#### Given problem
Repeat the material exactly, leaving nothing out.

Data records
──────────

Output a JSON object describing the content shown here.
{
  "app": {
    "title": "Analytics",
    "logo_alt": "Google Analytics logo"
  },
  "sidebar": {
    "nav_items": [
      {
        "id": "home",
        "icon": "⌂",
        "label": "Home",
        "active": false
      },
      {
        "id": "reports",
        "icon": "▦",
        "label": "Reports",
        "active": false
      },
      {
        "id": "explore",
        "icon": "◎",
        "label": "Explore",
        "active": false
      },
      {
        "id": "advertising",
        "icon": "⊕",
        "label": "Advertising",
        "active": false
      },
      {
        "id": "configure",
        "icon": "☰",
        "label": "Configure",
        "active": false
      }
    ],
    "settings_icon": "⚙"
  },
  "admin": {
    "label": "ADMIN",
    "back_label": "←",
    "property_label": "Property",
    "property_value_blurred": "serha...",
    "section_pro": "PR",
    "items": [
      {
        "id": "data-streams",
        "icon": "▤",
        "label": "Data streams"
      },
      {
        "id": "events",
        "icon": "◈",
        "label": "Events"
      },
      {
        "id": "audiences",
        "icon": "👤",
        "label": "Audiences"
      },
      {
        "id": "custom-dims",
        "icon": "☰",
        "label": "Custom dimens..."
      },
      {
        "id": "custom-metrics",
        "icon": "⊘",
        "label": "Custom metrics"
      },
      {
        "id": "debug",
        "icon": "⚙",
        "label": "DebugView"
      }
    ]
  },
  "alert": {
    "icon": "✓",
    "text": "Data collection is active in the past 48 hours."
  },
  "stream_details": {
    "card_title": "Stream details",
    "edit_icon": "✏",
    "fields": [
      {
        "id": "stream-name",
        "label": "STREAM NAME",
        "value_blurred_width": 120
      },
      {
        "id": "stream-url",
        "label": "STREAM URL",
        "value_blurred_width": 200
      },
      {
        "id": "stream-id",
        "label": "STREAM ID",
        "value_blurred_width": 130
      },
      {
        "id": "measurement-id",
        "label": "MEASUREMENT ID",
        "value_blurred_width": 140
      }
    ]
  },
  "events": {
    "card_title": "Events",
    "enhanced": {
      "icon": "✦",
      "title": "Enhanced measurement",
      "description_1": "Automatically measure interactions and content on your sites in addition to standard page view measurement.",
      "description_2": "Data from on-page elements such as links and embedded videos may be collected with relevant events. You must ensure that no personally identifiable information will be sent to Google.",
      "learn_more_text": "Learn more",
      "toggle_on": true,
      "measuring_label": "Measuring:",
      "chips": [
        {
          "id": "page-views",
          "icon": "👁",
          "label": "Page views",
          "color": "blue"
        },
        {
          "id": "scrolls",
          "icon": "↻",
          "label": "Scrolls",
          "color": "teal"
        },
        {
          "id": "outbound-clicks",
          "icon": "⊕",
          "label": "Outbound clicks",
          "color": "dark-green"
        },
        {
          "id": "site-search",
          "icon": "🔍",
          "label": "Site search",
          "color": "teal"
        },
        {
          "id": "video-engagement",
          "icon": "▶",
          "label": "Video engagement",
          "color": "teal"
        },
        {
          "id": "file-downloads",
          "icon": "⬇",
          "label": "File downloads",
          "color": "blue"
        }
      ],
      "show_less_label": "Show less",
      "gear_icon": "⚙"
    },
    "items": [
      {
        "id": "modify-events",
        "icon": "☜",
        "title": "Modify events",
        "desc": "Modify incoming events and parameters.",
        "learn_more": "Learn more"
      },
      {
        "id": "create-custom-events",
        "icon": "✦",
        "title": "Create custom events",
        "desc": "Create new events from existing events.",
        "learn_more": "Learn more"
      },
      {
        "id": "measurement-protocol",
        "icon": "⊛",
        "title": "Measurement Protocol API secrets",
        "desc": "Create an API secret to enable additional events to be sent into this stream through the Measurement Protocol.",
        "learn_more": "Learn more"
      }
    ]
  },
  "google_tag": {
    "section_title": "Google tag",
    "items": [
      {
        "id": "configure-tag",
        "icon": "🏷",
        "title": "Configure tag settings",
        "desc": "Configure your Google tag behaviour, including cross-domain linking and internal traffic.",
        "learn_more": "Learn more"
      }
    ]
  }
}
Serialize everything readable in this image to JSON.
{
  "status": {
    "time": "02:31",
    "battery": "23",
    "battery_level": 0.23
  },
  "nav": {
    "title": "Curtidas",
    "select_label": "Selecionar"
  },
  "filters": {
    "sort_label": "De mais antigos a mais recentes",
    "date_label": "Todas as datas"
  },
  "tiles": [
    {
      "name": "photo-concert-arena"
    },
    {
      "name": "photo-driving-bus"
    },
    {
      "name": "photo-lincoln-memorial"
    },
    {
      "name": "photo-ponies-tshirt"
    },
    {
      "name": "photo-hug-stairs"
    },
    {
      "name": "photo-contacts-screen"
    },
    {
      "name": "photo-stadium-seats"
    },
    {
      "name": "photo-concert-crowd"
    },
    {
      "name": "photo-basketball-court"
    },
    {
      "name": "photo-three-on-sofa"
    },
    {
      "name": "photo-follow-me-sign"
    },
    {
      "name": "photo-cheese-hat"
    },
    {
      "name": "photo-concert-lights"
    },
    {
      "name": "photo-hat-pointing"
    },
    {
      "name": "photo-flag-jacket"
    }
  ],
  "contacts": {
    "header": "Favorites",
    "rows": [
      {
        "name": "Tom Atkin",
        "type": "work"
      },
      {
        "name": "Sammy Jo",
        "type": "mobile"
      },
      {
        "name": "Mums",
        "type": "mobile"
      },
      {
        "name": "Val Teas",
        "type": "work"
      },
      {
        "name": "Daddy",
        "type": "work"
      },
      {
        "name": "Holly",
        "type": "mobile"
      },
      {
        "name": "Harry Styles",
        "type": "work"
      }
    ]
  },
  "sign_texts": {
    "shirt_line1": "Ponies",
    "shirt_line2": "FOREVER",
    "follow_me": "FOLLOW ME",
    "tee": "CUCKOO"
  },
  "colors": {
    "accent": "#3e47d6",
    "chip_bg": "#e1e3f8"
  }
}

──────────

#### Solution for this exercise
Output a JSON object describing the content shown here.
{
  "app": {
    "title": "Analytics",
    "logo_alt": "Google Analytics logo"
  },
  "sidebar": {
    "nav_items": [
      {
        "id": "home",
        "icon": "⌂",
        "label": "Home",
        "active": false
      },
      {
        "id": "reports",
        "icon": "▦",
        "label": "Reports",
        "active": false
      },
      {
        "id": "explore",
        "icon": "◎",
        "label": "Explore",
        "active": false
      },
      {
        "id": "advertising",
        "icon": "⊕",
        "label": "Advertising",
        "active": false
      },
      {
        "id": "configure",
        "icon": "☰",
        "label": "Configure",
        "active": false
      }
    ],
    "settings_icon": "⚙"
  },
  "admin": {
    "label": "ADMIN",
    "back_label": "←",
    "property_label": "Property",
    "property_value_blurred": "serha...",
    "section_pro": "PR",
    "items": [
      {
        "id": "data-streams",
        "icon": "▤",
        "label": "Data streams"
      },
      {
        "id": "events",
        "icon": "◈",
        "label": "Events"
      },
      {
        "id": "audiences",
        "icon": "👤",
        "label": "Audiences"
      },
      {
        "id": "custom-dims",
        "icon": "☰",
        "label": "Custom dimens..."
      },
      {
        "id": "custom-metrics",
        "icon": "⊘",
        "label": "Custom metrics"
      },
      {
        "id": "debug",
        "icon": "⚙",
        "label": "DebugView"
      }
    ]
  },
  "alert": {
    "icon": "✓",
    "text": "Data collection is active in the past 48 hours."
  },
  "stream_details": {
    "card_title": "Stream details",
    "edit_icon": "✏",
    "fields": [
      {
        "id": "stream-name",
        "label": "STREAM NAME",
        "value_blurred_width": 120
      },
      {
        "id": "stream-url",
        "label": "STREAM URL",
        "value_blurred_width": 200
      },
      {
        "id": "stream-id",
        "label": "STREAM ID",
        "value_blurred_width": 130
      },
      {
        "id": "measurement-id",
        "label": "MEASUREMENT ID",
        "value_blurred_width": 140
      }
    ]
  },
  "events": {
    "card_title": "Events",
    "enhanced": {
      "icon": "✦",
      "title": "Enhanced measurement",
      "description_1": "Automatically measure interactions and content on your sites in addition to standard page view measurement.",
      "description_2": "Data from on-page elements such as links and embedded videos may be collected with relevant events. You must ensure that no personally identifiable information will be sent to Google.",
      "learn_more_text": "Learn more",
      "toggle_on": true,
      "measuring_label": "Measuring:",
      "chips": [
        {
          "id": "page-views",
          "icon": "👁",
          "label": "Page views",
          "color": "blue"
        },
        {
          "id": "scrolls",
          "icon": "↻",
          "label": "Scrolls",
          "color": "teal"
        },
        {
          "id": "outbound-clicks",
          "icon": "⊕",
          "label": "Outbound clicks",
          "color": "dark-green"
        },
        {
          "id": "site-search",
          "icon": "🔍",
          "label": "Site search",
          "color": "teal"
        },
        {
          "id": "video-engagement",
          "icon": "▶",
          "label": "Video engagement",
          "color": "teal"
        },
        {
          "id": "file-downloads",
          "icon": "⬇",
          "label": "File downloads",
          "color": "blue"
        }
      ],
      "show_less_label": "Show less",
      "gear_icon": "⚙"
    },
    "items": [
      {
        "id": "modify-events",
        "icon": "☜",
        "title": "Modify events",
        "desc": "Modify incoming events and parameters.",
        "learn_more": "Learn more"
      },
      {
        "id": "create-custom-events",
        "icon": "✦",
        "title": "Create custom events",
        "desc": "Create new events from existing events.",
        "learn_more": "Learn more"
      },
      {
        "id": "measurement-protocol",
        "icon": "⊛",
        "title": "Measurement Protocol API secrets",
        "desc": "Create an API secret to enable additional events to be sent into this stream through the Measurement Protocol.",
        "learn_more": "Learn more"
      }
    ]
  },
  "google_tag": {
    "section_title": "Google tag",
    "items": [
      {
        "id": "configure-tag",
        "icon": "🏷",
        "title": "Configure tag settings",
        "desc": "Configure your Google tag behaviour, including cross-domain linking and internal traffic.",
        "learn_more": "Learn more"
      }
    ]
  }
}
Serialize everything readable in this image to JSON.
{
  "status": {
    "time": "02:31",
    "battery": "23",
    "battery_level": 0.23
  },
  "nav": {
    "title": "Curtidas",
    "select_label": "Selecionar"
  },
  "filters": {
    "sort_label": "De mais antigos a mais recentes",
    "date_label": "Todas as datas"
  },
  "tiles": [
    {
      "name": "photo-concert-arena"
    },
    {
      "name": "photo-driving-bus"
    },
    {
      "name": "photo-lincoln-memorial"
    },
    {
      "name": "photo-ponies-tshirt"
    },
    {
      "name": "photo-hug-stairs"
    },
    {
      "name": "photo-contacts-screen"
    },
    {
      "name": "photo-stadium-seats"
    },
    {
      "name": "photo-concert-crowd"
    },
    {
      "name": "photo-basketball-court"
    },
    {
      "name": "photo-three-on-sofa"
    },
    {
      "name": "photo-follow-me-sign"
    },
    {
      "name": "photo-cheese-hat"
    },
    {
      "name": "photo-concert-lights"
    },
    {
      "name": "photo-hat-pointing"
    },
    {
      "name": "photo-flag-jacket"
    }
  ],
  "contacts": {
    "header": "Favorites",
    "rows": [
      {
        "name": "Tom Atkin",
        "type": "work"
      },
      {
        "name": "Sammy Jo",
        "type": "mobile"
      },
      {
        "name": "Mums",
        "type": "mobile"
      },
      {
        "name": "Val Teas",
        "type": "work"
      },
      {
        "name": "Daddy",
        "type": "work"
      },
      {
        "name": "Holly",
        "type": "mobile"
      },
      {
        "name": "Harry Styles",
        "type": "work"
      }
    ]
  },
  "sign_texts": {
    "shirt_line1": "Ponies",
    "shirt_line2": "FOREVER",
    "follow_me": "FOLLOW ME",
    "tee": "CUCKOO"
  },
  "colors": {
    "accent": "#3e47d6",
    "chip_bg": "#e1e3f8"
  }
}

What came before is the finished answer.